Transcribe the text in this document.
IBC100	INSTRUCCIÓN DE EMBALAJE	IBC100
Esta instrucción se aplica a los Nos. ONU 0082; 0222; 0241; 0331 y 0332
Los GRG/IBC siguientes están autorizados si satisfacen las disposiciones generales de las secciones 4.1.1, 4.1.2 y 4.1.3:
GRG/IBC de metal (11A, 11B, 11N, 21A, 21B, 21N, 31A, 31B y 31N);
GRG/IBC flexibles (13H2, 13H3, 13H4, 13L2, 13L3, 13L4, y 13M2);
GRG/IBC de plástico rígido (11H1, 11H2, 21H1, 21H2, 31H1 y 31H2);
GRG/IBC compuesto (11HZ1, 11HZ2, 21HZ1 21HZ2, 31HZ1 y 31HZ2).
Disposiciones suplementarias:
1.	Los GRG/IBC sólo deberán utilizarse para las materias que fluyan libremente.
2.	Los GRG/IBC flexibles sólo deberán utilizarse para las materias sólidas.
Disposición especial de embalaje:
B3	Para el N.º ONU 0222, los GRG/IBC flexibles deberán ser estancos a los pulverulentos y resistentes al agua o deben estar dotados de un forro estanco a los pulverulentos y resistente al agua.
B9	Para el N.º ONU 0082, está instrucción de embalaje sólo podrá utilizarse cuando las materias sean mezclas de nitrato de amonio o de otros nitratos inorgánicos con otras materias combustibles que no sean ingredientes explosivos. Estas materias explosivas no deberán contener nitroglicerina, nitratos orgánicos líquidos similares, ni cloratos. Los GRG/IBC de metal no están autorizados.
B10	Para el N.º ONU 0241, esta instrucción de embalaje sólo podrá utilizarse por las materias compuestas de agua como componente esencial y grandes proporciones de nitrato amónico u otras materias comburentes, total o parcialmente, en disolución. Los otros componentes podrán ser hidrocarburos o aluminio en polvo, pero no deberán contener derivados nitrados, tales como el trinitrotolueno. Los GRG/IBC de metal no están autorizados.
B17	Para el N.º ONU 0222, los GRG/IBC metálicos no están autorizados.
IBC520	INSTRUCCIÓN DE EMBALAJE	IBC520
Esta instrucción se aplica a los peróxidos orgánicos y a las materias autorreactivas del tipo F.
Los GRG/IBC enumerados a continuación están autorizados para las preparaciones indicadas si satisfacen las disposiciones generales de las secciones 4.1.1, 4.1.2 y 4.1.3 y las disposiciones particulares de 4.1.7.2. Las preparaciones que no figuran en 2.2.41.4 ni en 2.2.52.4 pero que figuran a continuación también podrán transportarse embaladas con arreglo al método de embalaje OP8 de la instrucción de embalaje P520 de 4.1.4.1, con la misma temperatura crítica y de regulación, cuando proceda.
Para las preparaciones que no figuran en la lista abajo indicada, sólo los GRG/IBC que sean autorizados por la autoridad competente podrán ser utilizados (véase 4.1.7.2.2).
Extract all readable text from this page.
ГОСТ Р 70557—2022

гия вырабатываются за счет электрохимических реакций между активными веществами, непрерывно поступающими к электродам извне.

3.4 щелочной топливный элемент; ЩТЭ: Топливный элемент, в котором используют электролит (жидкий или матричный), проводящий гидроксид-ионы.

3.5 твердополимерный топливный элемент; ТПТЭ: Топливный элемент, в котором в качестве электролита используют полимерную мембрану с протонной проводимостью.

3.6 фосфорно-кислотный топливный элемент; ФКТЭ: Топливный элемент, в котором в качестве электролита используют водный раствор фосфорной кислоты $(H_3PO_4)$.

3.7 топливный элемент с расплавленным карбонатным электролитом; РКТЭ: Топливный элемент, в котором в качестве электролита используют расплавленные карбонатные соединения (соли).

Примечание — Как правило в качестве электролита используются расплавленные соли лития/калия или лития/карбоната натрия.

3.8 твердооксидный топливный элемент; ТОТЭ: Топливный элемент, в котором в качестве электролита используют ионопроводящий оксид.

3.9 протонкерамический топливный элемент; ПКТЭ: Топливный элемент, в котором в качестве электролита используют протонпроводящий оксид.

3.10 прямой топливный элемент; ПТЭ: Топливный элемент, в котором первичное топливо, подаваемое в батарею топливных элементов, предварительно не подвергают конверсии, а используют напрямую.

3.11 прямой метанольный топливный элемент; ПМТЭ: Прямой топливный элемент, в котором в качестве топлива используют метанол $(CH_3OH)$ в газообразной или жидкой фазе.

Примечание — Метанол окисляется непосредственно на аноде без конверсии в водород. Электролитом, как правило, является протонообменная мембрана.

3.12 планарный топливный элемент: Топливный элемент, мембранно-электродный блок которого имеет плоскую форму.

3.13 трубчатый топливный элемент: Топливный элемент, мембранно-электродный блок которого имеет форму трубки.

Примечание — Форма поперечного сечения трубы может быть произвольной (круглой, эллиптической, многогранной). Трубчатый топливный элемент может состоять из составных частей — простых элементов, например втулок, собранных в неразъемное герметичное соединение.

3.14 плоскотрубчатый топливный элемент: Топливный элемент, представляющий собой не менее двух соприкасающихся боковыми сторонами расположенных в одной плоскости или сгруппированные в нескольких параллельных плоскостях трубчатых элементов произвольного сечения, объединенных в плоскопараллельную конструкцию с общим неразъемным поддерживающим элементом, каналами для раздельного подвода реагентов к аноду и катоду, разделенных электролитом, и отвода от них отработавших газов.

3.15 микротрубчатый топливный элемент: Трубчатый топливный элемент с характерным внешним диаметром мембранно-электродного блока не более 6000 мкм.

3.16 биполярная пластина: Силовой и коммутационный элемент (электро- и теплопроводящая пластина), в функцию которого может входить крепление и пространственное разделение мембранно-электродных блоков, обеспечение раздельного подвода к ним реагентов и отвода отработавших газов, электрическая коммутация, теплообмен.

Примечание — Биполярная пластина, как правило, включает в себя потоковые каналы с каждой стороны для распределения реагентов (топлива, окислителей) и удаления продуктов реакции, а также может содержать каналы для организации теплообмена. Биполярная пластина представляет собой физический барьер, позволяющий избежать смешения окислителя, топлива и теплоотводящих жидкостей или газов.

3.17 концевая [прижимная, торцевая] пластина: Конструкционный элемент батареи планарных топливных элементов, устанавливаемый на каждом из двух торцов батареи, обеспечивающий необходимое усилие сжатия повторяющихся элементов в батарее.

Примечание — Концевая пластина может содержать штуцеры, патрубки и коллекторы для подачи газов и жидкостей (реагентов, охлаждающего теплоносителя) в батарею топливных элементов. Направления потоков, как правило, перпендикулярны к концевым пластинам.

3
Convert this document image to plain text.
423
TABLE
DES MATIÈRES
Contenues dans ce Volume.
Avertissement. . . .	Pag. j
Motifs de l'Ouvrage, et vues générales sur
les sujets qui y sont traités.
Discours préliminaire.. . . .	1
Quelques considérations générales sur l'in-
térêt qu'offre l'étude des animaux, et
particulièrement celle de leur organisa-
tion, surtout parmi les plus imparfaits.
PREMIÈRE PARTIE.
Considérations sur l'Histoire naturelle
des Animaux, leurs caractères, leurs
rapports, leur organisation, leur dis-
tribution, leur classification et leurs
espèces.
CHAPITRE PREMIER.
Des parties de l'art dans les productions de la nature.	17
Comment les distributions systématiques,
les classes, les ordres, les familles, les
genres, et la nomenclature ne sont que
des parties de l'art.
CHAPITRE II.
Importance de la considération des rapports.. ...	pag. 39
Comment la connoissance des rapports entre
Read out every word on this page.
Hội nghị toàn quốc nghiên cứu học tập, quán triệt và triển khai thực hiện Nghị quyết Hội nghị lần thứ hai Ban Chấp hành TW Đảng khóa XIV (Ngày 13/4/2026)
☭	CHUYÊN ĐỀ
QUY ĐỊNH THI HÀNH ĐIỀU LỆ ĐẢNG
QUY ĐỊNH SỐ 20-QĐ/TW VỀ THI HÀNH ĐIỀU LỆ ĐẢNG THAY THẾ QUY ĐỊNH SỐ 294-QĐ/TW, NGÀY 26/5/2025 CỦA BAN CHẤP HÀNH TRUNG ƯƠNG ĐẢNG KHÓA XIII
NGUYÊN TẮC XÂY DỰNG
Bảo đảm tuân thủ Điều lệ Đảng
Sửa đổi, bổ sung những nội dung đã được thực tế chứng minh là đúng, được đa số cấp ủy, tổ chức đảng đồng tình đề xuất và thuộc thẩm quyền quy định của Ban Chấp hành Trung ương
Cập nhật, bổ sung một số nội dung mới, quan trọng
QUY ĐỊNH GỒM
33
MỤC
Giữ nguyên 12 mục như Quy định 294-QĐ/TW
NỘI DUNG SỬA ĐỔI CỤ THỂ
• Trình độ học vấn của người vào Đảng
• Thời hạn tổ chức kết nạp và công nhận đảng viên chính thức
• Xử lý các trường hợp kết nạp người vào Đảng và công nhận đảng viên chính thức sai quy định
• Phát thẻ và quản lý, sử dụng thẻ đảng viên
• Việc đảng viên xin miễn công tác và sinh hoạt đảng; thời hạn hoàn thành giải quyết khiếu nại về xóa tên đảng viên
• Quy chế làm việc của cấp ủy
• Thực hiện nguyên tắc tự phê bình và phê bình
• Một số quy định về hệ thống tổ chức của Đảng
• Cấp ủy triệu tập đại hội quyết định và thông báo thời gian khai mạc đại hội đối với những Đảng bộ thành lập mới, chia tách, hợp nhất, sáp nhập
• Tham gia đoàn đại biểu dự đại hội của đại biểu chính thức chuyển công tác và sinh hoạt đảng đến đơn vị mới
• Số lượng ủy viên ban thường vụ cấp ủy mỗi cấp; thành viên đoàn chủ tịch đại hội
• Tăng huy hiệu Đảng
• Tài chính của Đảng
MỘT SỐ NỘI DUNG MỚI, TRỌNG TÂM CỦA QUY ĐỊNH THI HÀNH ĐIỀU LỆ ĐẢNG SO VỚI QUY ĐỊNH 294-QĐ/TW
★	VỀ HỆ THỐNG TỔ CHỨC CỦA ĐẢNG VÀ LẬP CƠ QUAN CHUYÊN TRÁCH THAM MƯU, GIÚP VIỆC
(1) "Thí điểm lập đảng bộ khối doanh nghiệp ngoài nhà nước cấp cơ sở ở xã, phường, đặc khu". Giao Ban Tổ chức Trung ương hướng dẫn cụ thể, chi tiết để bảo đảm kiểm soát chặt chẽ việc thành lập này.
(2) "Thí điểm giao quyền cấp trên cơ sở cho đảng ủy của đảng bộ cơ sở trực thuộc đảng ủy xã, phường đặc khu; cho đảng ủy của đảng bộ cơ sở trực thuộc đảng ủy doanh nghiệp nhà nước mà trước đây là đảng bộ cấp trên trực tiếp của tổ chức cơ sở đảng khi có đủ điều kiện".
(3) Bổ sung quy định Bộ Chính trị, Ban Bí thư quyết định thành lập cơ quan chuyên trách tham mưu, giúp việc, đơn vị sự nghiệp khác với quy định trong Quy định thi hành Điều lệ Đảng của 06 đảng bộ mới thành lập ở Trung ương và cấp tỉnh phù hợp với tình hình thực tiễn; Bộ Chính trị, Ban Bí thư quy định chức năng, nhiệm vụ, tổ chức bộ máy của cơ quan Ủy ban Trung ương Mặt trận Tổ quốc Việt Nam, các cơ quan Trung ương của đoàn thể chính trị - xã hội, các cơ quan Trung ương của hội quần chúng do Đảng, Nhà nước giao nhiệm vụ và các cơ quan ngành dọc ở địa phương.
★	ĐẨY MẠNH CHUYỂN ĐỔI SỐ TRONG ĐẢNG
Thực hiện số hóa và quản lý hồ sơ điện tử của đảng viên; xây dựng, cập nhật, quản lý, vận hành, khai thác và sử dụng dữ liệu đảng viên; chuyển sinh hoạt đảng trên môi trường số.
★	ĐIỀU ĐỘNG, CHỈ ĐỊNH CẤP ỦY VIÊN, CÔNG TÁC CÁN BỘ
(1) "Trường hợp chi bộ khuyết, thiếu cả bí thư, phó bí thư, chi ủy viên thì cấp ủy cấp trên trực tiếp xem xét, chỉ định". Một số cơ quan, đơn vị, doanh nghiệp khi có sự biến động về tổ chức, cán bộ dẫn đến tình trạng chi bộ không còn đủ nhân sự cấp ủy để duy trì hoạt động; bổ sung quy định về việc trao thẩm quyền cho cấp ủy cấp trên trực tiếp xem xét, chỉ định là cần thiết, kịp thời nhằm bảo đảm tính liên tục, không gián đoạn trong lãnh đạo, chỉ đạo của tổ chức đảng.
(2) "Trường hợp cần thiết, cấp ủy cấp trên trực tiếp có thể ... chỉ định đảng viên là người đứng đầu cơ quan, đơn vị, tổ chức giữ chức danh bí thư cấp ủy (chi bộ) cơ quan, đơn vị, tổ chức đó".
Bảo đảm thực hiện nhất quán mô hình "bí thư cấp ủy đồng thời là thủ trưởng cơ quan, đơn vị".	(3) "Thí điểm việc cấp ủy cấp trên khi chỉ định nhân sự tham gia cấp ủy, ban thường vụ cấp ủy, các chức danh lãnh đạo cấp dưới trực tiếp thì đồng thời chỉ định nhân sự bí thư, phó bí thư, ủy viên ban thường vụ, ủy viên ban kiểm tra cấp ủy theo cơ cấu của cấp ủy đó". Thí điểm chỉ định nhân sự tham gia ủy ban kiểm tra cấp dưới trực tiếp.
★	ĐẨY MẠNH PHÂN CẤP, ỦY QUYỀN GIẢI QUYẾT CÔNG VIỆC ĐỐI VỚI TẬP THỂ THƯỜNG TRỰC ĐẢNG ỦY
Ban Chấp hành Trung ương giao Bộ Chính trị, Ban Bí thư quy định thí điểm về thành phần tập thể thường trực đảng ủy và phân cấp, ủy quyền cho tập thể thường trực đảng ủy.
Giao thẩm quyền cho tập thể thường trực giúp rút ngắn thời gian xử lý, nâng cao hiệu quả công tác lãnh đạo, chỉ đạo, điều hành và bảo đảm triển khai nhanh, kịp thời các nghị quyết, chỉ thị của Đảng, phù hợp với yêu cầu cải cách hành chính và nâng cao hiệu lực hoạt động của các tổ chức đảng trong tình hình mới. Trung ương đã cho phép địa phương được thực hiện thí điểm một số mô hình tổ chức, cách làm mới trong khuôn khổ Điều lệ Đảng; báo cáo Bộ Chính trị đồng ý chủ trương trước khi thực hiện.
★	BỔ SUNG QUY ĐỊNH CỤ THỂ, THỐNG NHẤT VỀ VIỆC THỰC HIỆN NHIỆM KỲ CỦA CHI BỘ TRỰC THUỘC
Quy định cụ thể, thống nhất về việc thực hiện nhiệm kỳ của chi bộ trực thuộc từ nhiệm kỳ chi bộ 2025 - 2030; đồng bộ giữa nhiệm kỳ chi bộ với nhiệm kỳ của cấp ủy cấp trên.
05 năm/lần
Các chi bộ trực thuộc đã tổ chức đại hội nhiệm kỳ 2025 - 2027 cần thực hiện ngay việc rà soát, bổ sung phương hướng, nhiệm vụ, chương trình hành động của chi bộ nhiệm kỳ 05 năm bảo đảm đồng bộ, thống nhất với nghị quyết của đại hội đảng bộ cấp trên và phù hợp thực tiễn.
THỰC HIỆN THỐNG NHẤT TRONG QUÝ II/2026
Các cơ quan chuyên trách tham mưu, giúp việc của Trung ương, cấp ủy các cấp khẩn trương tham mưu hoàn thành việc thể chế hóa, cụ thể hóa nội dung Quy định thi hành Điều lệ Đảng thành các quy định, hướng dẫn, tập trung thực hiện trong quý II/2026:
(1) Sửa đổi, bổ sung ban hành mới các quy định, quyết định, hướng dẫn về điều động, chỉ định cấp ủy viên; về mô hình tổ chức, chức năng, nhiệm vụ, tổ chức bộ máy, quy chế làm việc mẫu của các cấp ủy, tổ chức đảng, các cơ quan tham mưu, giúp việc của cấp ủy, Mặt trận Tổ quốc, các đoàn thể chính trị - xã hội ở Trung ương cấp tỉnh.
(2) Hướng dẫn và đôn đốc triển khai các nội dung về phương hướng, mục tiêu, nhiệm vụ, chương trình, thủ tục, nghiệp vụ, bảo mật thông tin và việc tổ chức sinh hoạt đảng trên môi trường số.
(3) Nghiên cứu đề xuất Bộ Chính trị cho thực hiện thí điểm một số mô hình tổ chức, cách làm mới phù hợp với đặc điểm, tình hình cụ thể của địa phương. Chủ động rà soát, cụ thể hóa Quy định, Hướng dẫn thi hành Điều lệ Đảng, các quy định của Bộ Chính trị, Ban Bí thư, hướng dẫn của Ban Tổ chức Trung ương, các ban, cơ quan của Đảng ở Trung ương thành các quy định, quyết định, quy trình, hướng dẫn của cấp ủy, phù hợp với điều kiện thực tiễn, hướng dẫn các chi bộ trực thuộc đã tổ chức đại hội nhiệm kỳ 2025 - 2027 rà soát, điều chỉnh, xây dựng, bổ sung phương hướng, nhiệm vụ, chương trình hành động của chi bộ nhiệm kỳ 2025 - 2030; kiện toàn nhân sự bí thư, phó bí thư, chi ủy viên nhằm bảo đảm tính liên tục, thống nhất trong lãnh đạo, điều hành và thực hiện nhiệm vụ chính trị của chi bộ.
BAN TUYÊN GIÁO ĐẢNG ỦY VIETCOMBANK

- **WORK INSTRUCTIONS**
From the data above, pick out each line containing "kiểm" and copy it.

- **THE REPLY**
(1) "Thí điểm lập đảng bộ khối doanh nghiệp ngoài nhà nước cấp cơ sở ở xã, phường, đặc khu". Giao Ban Tổ chức Trung ương hướng dẫn cụ thể, chi tiết để bảo đảm kiểm soát chặt chẽ việc thành lập này.
Bảo đảm thực hiện nhất quán mô hình "bí thư cấp ủy đồng thời là thủ trưởng cơ quan, đơn vị".	(3) "Thí điểm việc cấp ủy cấp trên khi chỉ định nhân sự tham gia cấp ủy, ban thường vụ cấp ủy, các chức danh lãnh đạo cấp dưới trực tiếp thì đồng thời chỉ định nhân sự bí thư, phó bí thư, ủy viên ban thường vụ, ủy viên ban kiểm tra cấp ủy theo cơ cấu của cấp ủy đó". Thí điểm chỉ định nhân sự tham gia ủy ban kiểm tra cấp dưới trực tiếp.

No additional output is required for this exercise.